Work to do: Repeat the material below exactly, with no pictures.

:: Exercise data

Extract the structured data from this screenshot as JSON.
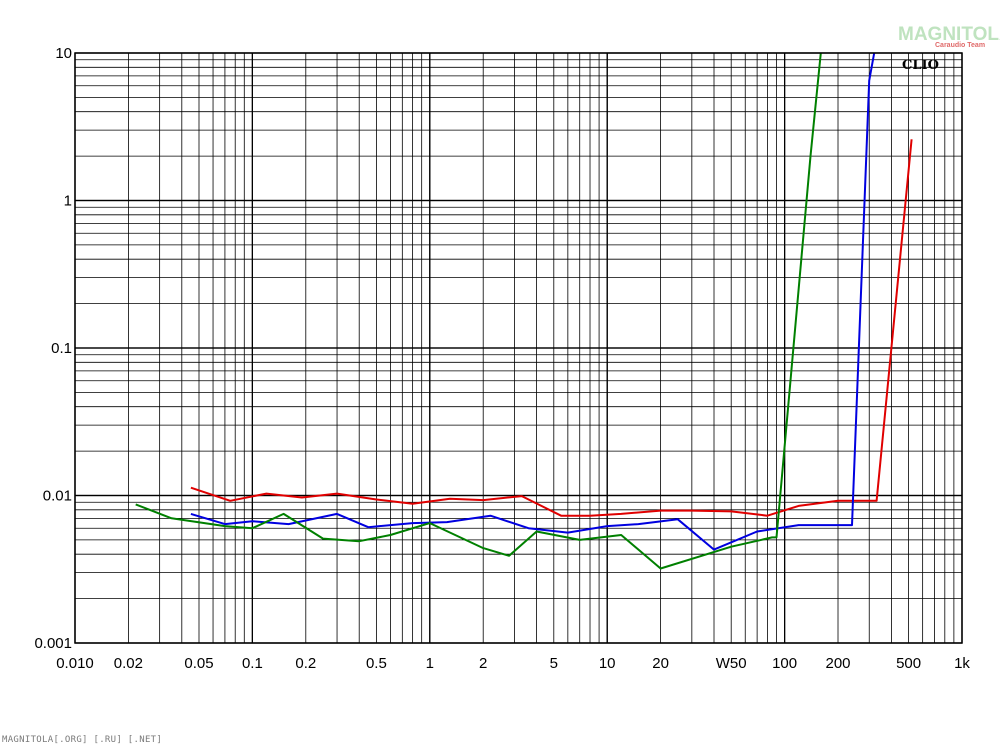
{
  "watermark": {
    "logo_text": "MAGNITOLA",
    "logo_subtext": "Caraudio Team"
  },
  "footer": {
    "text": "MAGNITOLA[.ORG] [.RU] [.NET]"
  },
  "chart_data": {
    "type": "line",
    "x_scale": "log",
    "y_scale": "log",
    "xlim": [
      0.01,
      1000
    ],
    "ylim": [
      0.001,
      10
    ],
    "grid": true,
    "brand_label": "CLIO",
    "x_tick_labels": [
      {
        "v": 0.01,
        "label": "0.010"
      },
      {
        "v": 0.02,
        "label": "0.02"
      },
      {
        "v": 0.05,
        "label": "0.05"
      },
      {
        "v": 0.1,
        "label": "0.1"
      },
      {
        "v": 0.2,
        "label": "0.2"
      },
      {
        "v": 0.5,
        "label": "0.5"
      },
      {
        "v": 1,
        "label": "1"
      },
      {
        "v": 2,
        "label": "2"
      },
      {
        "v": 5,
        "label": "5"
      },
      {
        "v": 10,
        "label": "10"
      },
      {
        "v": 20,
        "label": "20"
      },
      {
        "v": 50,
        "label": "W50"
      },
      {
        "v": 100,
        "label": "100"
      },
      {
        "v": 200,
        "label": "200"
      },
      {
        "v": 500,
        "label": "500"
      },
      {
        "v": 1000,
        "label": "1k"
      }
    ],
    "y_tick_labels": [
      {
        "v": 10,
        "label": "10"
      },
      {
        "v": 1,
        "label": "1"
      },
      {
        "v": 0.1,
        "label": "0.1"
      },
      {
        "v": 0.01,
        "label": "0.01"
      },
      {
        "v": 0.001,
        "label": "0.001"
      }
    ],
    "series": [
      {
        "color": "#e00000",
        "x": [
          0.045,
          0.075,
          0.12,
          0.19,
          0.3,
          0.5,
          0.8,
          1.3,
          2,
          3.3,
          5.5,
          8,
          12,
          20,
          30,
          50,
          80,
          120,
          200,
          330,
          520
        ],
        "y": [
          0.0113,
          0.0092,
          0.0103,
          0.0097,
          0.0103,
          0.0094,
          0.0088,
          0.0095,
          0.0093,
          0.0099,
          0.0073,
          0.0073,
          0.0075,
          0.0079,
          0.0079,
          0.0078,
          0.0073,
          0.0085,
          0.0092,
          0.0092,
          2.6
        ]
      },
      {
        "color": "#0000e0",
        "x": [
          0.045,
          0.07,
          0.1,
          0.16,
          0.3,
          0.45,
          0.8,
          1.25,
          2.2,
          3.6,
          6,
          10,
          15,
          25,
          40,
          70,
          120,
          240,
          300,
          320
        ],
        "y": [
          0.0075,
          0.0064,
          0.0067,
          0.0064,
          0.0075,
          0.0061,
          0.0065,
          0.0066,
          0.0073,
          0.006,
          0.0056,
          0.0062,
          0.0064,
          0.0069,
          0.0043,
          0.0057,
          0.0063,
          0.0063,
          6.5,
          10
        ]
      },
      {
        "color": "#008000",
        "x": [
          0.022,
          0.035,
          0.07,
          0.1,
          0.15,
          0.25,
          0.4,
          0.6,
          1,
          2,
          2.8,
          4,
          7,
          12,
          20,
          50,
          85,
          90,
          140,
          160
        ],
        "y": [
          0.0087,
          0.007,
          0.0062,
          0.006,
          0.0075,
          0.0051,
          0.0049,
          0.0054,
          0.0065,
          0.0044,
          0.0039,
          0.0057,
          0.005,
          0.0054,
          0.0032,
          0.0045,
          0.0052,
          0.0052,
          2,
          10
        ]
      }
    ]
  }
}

::::

Correct output:
Extract the structured data from this screenshot as JSON.
{
  "watermark": {
    "logo_text": "MAGNITOLA",
    "logo_subtext": "Caraudio Team"
  },
  "footer": {
    "text": "MAGNITOLA[.ORG] [.RU] [.NET]"
  },
  "chart_data": {
    "type": "line",
    "x_scale": "log",
    "y_scale": "log",
    "xlim": [
      0.01,
      1000
    ],
    "ylim": [
      0.001,
      10
    ],
    "grid": true,
    "brand_label": "CLIO",
    "x_tick_labels": [
      {
        "v": 0.01,
        "label": "0.010"
      },
      {
        "v": 0.02,
        "label": "0.02"
      },
      {
        "v": 0.05,
        "label": "0.05"
      },
      {
        "v": 0.1,
        "label": "0.1"
      },
      {
        "v": 0.2,
        "label": "0.2"
      },
      {
        "v": 0.5,
        "label": "0.5"
      },
      {
        "v": 1,
        "label": "1"
      },
      {
        "v": 2,
        "label": "2"
      },
      {
        "v": 5,
        "label": "5"
      },
      {
        "v": 10,
        "label": "10"
      },
      {
        "v": 20,
        "label": "20"
      },
      {
        "v": 50,
        "label": "W50"
      },
      {
        "v": 100,
        "label": "100"
      },
      {
        "v": 200,
        "label": "200"
      },
      {
        "v": 500,
        "label": "500"
      },
      {
        "v": 1000,
        "label": "1k"
      }
    ],
    "y_tick_labels": [
      {
        "v": 10,
        "label": "10"
      },
      {
        "v": 1,
        "label": "1"
      },
      {
        "v": 0.1,
        "label": "0.1"
      },
      {
        "v": 0.01,
        "label": "0.01"
      },
      {
        "v": 0.001,
        "label": "0.001"
      }
    ],
    "series": [
      {
        "color": "#e00000",
        "x": [
          0.045,
          0.075,
          0.12,
          0.19,
          0.3,
          0.5,
          0.8,
          1.3,
          2,
          3.3,
          5.5,
          8,
          12,
          20,
          30,
          50,
          80,
          120,
          200,
          330,
          520
        ],
        "y": [
          0.0113,
          0.0092,
          0.0103,
          0.0097,
          0.0103,
          0.0094,
          0.0088,
          0.0095,
          0.0093,
          0.0099,
          0.0073,
          0.0073,
          0.0075,
          0.0079,
          0.0079,
          0.0078,
          0.0073,
          0.0085,
          0.0092,
          0.0092,
          2.6
        ]
      },
      {
        "color": "#0000e0",
        "x": [
          0.045,
          0.07,
          0.1,
          0.16,
          0.3,
          0.45,
          0.8,
          1.25,
          2.2,
          3.6,
          6,
          10,
          15,
          25,
          40,
          70,
          120,
          240,
          300,
          320
        ],
        "y": [
          0.0075,
          0.0064,
          0.0067,
          0.0064,
          0.0075,
          0.0061,
          0.0065,
          0.0066,
          0.0073,
          0.006,
          0.0056,
          0.0062,
          0.0064,
          0.0069,
          0.0043,
          0.0057,
          0.0063,
          0.0063,
          6.5,
          10
        ]
      },
      {
        "color": "#008000",
        "x": [
          0.022,
          0.035,
          0.07,
          0.1,
          0.15,
          0.25,
          0.4,
          0.6,
          1,
          2,
          2.8,
          4,
          7,
          12,
          20,
          50,
          85,
          90,
          140,
          160
        ],
        "y": [
          0.0087,
          0.007,
          0.0062,
          0.006,
          0.0075,
          0.0051,
          0.0049,
          0.0054,
          0.0065,
          0.0044,
          0.0039,
          0.0057,
          0.005,
          0.0054,
          0.0032,
          0.0045,
          0.0052,
          0.0052,
          2,
          10
        ]
      }
    ]
  }
}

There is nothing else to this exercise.